◆ **Task prompt**
Within the material below, find each line bearing the word "Cidades" and present it.

Structured figure records
==================================================

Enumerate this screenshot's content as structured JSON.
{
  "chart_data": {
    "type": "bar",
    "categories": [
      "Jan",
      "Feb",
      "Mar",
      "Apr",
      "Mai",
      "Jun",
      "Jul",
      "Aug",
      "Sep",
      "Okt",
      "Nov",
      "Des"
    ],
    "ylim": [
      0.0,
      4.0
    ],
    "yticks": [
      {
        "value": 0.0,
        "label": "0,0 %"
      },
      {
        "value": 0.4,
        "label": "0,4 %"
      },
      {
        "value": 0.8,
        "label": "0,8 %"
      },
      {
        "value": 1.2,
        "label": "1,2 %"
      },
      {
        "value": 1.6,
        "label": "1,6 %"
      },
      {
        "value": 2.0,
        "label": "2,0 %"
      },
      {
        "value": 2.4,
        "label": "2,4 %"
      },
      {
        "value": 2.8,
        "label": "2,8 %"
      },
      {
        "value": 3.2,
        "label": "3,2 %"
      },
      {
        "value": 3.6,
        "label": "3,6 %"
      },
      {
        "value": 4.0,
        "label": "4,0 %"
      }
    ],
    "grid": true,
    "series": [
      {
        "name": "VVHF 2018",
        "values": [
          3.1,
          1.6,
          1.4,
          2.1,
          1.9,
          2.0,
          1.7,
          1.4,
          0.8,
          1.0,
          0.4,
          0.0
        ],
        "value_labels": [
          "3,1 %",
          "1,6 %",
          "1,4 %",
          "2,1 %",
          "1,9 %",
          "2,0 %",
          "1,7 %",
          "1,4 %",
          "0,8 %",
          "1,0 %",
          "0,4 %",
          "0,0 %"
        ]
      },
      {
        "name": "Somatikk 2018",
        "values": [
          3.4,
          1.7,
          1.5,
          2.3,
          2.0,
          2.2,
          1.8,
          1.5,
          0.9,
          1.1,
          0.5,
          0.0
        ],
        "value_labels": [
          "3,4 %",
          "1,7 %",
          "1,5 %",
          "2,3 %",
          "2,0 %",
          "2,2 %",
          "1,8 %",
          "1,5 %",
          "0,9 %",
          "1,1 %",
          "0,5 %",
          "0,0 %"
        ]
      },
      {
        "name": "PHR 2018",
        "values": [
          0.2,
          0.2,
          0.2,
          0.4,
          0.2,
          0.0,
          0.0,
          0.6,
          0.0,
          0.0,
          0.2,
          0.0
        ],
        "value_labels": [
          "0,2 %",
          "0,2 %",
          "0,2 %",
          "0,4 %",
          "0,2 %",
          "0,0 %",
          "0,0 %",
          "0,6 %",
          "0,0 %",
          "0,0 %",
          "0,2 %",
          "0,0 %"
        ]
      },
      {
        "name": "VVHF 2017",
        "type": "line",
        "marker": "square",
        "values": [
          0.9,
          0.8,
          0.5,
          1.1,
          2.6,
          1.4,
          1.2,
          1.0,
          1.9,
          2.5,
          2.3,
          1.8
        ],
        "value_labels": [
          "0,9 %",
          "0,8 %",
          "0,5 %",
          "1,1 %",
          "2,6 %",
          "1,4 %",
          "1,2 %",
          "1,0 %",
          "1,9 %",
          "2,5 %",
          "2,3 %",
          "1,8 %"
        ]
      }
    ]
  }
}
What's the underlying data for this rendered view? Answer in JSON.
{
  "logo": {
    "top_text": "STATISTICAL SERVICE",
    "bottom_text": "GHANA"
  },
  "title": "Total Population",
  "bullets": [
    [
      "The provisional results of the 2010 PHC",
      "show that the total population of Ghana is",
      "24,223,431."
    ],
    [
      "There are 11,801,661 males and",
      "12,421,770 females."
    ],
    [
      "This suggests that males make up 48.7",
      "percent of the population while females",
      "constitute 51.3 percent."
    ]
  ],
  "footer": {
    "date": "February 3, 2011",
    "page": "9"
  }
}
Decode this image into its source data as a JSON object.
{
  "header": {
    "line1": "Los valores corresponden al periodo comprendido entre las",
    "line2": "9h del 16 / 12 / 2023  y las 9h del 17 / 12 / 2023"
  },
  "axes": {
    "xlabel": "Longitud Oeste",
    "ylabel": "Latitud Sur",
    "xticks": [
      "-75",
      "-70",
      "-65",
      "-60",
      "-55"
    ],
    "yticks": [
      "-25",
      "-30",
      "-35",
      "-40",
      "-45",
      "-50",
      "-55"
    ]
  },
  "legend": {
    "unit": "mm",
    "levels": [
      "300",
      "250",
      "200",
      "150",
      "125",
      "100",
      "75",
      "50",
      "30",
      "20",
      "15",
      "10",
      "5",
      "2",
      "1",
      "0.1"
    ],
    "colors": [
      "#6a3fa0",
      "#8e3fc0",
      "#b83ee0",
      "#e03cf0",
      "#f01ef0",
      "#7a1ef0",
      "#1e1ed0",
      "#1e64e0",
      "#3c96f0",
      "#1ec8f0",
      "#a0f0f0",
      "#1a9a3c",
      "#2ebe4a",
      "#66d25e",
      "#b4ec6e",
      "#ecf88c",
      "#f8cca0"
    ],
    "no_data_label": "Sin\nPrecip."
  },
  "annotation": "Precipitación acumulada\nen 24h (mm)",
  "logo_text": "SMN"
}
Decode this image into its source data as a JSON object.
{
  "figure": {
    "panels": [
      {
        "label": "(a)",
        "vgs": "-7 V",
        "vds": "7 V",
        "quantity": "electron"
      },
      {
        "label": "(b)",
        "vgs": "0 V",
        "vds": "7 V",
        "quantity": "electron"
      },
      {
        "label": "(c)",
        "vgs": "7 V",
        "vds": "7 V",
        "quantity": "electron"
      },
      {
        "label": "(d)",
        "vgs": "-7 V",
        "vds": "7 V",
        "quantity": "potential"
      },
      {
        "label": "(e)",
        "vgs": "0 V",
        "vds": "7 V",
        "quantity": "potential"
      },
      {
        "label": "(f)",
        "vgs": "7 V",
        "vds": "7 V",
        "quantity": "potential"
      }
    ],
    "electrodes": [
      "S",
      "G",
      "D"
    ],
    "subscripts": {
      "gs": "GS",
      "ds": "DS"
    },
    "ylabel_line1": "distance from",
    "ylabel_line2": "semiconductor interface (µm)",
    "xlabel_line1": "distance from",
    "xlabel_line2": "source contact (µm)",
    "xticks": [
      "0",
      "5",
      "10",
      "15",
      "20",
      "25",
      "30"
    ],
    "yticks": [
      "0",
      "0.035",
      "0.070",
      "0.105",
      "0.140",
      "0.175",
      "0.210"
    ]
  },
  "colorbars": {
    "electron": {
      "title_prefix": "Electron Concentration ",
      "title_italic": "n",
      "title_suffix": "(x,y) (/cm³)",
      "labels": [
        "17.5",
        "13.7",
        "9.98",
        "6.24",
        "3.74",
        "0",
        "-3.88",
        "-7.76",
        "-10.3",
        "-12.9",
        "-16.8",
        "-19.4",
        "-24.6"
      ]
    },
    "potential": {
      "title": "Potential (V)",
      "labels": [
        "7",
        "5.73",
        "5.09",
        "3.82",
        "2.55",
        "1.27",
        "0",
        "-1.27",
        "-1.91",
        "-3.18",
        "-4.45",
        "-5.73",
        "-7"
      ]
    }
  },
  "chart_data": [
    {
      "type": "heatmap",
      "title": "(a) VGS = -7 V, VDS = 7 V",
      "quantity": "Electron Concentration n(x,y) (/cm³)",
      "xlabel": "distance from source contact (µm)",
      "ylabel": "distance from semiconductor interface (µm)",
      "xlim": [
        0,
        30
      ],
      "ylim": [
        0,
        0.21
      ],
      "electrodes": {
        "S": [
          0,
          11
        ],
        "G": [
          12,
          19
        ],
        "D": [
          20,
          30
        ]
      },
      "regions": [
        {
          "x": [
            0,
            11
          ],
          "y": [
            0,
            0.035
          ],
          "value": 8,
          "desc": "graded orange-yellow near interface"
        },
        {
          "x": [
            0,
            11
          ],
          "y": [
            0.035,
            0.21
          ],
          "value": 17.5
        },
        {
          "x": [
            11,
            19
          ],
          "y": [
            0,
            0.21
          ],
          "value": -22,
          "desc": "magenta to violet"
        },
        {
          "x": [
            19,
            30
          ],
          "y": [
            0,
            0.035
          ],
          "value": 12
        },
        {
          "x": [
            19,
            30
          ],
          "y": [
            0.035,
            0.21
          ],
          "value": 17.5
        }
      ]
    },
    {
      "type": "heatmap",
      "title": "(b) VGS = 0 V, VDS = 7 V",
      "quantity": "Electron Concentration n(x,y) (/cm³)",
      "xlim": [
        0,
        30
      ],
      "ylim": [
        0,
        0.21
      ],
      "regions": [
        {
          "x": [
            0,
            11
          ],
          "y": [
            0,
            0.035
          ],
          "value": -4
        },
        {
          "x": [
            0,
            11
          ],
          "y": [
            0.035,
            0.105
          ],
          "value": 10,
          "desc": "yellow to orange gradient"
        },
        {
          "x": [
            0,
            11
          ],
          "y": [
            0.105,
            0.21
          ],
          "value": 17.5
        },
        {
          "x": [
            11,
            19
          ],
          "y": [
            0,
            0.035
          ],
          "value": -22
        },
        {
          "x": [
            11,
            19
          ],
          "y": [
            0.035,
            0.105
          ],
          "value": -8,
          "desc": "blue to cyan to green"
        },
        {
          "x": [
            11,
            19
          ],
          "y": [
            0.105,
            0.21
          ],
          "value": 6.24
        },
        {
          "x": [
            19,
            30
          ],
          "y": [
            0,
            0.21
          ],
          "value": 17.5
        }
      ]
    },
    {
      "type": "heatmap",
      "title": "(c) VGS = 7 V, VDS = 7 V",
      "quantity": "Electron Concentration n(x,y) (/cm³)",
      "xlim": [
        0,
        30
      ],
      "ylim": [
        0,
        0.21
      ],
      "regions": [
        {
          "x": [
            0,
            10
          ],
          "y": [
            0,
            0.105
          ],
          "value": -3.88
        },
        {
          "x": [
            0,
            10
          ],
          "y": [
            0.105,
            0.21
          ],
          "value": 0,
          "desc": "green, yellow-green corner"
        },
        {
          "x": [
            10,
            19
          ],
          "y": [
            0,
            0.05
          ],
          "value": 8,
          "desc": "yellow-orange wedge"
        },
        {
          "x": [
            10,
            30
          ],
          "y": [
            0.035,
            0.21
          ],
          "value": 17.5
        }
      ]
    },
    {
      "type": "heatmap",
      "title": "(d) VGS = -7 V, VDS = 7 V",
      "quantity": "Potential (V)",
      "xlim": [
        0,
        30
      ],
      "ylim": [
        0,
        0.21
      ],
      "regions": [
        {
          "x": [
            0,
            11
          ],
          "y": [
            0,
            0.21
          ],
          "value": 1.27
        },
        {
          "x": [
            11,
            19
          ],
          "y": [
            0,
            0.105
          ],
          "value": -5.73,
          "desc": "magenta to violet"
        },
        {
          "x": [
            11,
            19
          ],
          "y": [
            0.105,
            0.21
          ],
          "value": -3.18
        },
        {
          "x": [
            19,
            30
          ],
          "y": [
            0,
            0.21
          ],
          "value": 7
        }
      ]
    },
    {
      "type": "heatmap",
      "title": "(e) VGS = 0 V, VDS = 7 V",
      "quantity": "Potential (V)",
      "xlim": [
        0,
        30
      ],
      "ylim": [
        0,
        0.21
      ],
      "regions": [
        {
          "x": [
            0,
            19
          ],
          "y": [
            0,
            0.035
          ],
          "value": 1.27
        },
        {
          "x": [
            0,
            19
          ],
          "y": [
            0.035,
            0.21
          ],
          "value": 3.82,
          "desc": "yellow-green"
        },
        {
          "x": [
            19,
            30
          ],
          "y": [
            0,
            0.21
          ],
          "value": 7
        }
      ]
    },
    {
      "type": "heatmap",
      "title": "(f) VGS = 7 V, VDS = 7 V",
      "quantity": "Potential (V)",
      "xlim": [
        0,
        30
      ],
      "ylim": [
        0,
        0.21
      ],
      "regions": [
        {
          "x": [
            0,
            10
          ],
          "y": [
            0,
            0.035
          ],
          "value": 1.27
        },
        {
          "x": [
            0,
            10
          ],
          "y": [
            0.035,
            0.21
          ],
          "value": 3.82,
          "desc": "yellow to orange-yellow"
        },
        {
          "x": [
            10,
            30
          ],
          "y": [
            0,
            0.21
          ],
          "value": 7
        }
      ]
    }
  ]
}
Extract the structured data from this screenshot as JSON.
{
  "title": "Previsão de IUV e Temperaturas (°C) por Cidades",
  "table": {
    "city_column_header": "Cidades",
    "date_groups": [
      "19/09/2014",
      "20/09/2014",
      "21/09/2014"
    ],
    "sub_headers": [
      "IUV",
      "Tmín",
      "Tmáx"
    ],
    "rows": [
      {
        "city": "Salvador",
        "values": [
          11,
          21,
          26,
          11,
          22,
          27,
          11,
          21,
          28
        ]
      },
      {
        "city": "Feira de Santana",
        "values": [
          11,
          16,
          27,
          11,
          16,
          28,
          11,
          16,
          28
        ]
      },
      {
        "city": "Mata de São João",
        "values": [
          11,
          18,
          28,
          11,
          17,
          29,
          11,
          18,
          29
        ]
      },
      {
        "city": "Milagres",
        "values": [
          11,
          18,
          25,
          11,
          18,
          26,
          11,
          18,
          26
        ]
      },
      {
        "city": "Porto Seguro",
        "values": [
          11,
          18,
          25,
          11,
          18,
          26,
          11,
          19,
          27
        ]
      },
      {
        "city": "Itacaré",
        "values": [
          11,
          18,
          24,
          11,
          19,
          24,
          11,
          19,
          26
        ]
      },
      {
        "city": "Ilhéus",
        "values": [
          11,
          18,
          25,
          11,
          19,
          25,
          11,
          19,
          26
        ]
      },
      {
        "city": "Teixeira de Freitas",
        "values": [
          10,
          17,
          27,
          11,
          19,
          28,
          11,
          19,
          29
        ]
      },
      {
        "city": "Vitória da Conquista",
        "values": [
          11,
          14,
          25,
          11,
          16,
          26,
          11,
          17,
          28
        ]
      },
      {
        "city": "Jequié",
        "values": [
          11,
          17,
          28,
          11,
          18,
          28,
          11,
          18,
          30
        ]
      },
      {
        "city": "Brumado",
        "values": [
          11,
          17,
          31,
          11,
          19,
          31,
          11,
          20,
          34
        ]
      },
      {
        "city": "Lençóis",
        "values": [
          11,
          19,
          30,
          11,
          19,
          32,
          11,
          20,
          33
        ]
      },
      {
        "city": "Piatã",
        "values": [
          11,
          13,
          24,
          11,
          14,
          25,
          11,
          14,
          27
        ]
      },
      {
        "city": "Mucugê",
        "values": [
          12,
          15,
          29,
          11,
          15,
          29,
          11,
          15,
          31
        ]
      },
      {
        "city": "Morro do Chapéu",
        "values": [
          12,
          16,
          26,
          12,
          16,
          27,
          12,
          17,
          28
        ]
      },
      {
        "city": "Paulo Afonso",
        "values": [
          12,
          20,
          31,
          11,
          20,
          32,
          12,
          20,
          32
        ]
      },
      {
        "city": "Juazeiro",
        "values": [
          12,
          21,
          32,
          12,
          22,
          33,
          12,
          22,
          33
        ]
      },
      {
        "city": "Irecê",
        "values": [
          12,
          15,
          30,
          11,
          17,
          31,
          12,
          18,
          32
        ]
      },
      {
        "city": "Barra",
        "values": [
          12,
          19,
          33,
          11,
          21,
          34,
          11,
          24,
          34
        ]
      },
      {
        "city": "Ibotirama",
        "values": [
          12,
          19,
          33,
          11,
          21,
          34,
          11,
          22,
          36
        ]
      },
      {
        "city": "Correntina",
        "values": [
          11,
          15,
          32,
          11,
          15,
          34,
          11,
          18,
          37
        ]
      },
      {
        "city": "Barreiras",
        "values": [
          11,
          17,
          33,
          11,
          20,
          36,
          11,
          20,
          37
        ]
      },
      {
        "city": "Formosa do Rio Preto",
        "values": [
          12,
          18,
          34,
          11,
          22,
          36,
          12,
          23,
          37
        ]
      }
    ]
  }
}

==================================================

◆ **Output**
  "title": "Previsão de IUV e Temperaturas (°C) por Cidades",
    "city_column_header": "Cidades",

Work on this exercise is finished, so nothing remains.